— Work request —
Give the listing again in full, exactly as it appears.

Segment Open

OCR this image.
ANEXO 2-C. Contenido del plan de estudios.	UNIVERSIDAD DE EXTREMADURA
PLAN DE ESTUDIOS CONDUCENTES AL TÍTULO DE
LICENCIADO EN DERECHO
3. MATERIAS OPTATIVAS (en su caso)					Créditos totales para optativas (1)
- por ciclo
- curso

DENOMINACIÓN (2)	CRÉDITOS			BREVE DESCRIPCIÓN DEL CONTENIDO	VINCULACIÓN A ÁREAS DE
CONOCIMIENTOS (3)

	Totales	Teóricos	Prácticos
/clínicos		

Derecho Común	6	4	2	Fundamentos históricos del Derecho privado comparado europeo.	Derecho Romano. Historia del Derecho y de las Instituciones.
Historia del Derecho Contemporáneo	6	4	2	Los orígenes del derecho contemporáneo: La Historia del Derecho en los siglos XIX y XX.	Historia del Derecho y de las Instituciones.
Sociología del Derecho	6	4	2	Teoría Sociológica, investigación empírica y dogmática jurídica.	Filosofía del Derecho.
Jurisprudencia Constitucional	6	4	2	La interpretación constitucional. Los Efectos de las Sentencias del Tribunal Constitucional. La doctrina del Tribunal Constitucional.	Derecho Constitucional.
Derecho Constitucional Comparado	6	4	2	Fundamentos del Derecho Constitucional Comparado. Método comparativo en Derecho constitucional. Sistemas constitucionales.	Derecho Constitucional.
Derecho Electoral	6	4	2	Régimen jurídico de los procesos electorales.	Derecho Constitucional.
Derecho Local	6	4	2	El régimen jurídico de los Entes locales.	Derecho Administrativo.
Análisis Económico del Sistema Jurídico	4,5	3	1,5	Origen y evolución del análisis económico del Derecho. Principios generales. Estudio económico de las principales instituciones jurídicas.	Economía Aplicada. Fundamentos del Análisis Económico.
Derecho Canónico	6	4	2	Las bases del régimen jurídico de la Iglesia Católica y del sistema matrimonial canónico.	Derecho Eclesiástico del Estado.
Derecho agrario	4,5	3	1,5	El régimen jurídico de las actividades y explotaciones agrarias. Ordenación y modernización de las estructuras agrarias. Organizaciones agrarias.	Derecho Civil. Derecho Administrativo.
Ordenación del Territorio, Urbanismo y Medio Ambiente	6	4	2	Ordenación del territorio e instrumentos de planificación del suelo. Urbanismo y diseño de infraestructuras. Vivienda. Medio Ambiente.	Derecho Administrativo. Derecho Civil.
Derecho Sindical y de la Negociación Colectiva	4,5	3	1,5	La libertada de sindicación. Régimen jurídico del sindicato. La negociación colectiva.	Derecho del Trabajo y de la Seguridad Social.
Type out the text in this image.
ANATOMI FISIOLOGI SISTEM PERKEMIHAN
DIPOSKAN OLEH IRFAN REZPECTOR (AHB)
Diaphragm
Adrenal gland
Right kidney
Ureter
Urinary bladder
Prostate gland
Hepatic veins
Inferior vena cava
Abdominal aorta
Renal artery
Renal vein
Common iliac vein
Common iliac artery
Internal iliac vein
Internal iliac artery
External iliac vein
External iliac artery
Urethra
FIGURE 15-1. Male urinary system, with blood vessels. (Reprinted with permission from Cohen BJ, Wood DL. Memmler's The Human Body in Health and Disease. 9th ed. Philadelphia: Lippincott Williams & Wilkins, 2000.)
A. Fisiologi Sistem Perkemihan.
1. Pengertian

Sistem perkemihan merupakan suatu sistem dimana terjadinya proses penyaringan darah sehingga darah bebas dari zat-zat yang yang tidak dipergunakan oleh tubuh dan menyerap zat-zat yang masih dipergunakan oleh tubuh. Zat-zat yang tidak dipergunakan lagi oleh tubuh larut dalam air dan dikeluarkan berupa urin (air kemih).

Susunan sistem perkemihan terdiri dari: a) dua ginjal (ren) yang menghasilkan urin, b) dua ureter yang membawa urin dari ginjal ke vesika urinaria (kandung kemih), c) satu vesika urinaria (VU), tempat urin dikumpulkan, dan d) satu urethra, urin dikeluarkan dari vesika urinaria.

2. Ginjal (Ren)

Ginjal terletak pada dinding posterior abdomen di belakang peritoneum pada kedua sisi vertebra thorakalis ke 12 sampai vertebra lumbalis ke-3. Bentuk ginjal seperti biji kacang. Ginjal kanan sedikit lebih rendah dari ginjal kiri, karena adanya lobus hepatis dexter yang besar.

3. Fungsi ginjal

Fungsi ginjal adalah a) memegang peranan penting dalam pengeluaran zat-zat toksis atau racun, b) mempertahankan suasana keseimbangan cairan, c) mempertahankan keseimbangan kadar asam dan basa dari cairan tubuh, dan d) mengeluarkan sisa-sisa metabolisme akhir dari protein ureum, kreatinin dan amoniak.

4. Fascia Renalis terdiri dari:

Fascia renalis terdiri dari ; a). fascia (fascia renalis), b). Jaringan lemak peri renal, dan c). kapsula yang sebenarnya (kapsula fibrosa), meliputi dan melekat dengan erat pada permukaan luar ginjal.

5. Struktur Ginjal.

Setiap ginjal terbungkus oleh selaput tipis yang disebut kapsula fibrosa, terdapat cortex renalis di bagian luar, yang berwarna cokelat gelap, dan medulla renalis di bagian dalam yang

Segment Closed

— Result for this task —
OCR this image.
ANEXO 2-C. Contenido del plan de estudios.	UNIVERSIDAD DE EXTREMADURA
PLAN DE ESTUDIOS CONDUCENTES AL TÍTULO DE
LICENCIADO EN DERECHO
3. MATERIAS OPTATIVAS (en su caso)					Créditos totales para optativas (1)
- por ciclo
- curso

DENOMINACIÓN (2)	CRÉDITOS			BREVE DESCRIPCIÓN DEL CONTENIDO	VINCULACIÓN A ÁREAS DE
CONOCIMIENTOS (3)

	Totales	Teóricos	Prácticos
/clínicos		

Derecho Común	6	4	2	Fundamentos históricos del Derecho privado comparado europeo.	Derecho Romano. Historia del Derecho y de las Instituciones.
Historia del Derecho Contemporáneo	6	4	2	Los orígenes del derecho contemporáneo: La Historia del Derecho en los siglos XIX y XX.	Historia del Derecho y de las Instituciones.
Sociología del Derecho	6	4	2	Teoría Sociológica, investigación empírica y dogmática jurídica.	Filosofía del Derecho.
Jurisprudencia Constitucional	6	4	2	La interpretación constitucional. Los Efectos de las Sentencias del Tribunal Constitucional. La doctrina del Tribunal Constitucional.	Derecho Constitucional.
Derecho Constitucional Comparado	6	4	2	Fundamentos del Derecho Constitucional Comparado. Método comparativo en Derecho constitucional. Sistemas constitucionales.	Derecho Constitucional.
Derecho Electoral	6	4	2	Régimen jurídico de los procesos electorales.	Derecho Constitucional.
Derecho Local	6	4	2	El régimen jurídico de los Entes locales.	Derecho Administrativo.
Análisis Económico del Sistema Jurídico	4,5	3	1,5	Origen y evolución del análisis económico del Derecho. Principios generales. Estudio económico de las principales instituciones jurídicas.	Economía Aplicada. Fundamentos del Análisis Económico.
Derecho Canónico	6	4	2	Las bases del régimen jurídico de la Iglesia Católica y del sistema matrimonial canónico.	Derecho Eclesiástico del Estado.
Derecho agrario	4,5	3	1,5	El régimen jurídico de las actividades y explotaciones agrarias. Ordenación y modernización de las estructuras agrarias. Organizaciones agrarias.	Derecho Civil. Derecho Administrativo.
Ordenación del Territorio, Urbanismo y Medio Ambiente	6	4	2	Ordenación del territorio e instrumentos de planificación del suelo. Urbanismo y diseño de infraestructuras. Vivienda. Medio Ambiente.	Derecho Administrativo. Derecho Civil.
Derecho Sindical y de la Negociación Colectiva	4,5	3	1,5	La libertada de sindicación. Régimen jurídico del sindicato. La negociación colectiva.	Derecho del Trabajo y de la Seguridad Social.
Type out the text in this image.
ANATOMI FISIOLOGI SISTEM PERKEMIHAN
DIPOSKAN OLEH IRFAN REZPECTOR (AHB)
Diaphragm
Adrenal gland
Right kidney
Ureter
Urinary bladder
Prostate gland
Hepatic veins
Inferior vena cava
Abdominal aorta
Renal artery
Renal vein
Common iliac vein
Common iliac artery
Internal iliac vein
Internal iliac artery
External iliac vein
External iliac artery
Urethra
FIGURE 15-1. Male urinary system, with blood vessels. (Reprinted with permission from Cohen BJ, Wood DL. Memmler's The Human Body in Health and Disease. 9th ed. Philadelphia: Lippincott Williams & Wilkins, 2000.)
A. Fisiologi Sistem Perkemihan.
1. Pengertian

Sistem perkemihan merupakan suatu sistem dimana terjadinya proses penyaringan darah sehingga darah bebas dari zat-zat yang yang tidak dipergunakan oleh tubuh dan menyerap zat-zat yang masih dipergunakan oleh tubuh. Zat-zat yang tidak dipergunakan lagi oleh tubuh larut dalam air dan dikeluarkan berupa urin (air kemih).

Susunan sistem perkemihan terdiri dari: a) dua ginjal (ren) yang menghasilkan urin, b) dua ureter yang membawa urin dari ginjal ke vesika urinaria (kandung kemih), c) satu vesika urinaria (VU), tempat urin dikumpulkan, dan d) satu urethra, urin dikeluarkan dari vesika urinaria.

2. Ginjal (Ren)

Ginjal terletak pada dinding posterior abdomen di belakang peritoneum pada kedua sisi vertebra thorakalis ke 12 sampai vertebra lumbalis ke-3. Bentuk ginjal seperti biji kacang. Ginjal kanan sedikit lebih rendah dari ginjal kiri, karena adanya lobus hepatis dexter yang besar.

3. Fungsi ginjal

Fungsi ginjal adalah a) memegang peranan penting dalam pengeluaran zat-zat toksis atau racun, b) mempertahankan suasana keseimbangan cairan, c) mempertahankan keseimbangan kadar asam dan basa dari cairan tubuh, dan d) mengeluarkan sisa-sisa metabolisme akhir dari protein ureum, kreatinin dan amoniak.

4. Fascia Renalis terdiri dari:

Fascia renalis terdiri dari ; a). fascia (fascia renalis), b). Jaringan lemak peri renal, dan c). kapsula yang sebenarnya (kapsula fibrosa), meliputi dan melekat dengan erat pada permukaan luar ginjal.

5. Struktur Ginjal.

Setiap ginjal terbungkus oleh selaput tipis yang disebut kapsula fibrosa, terdapat cortex renalis di bagian luar, yang berwarna cokelat gelap, dan medulla renalis di bagian dalam yang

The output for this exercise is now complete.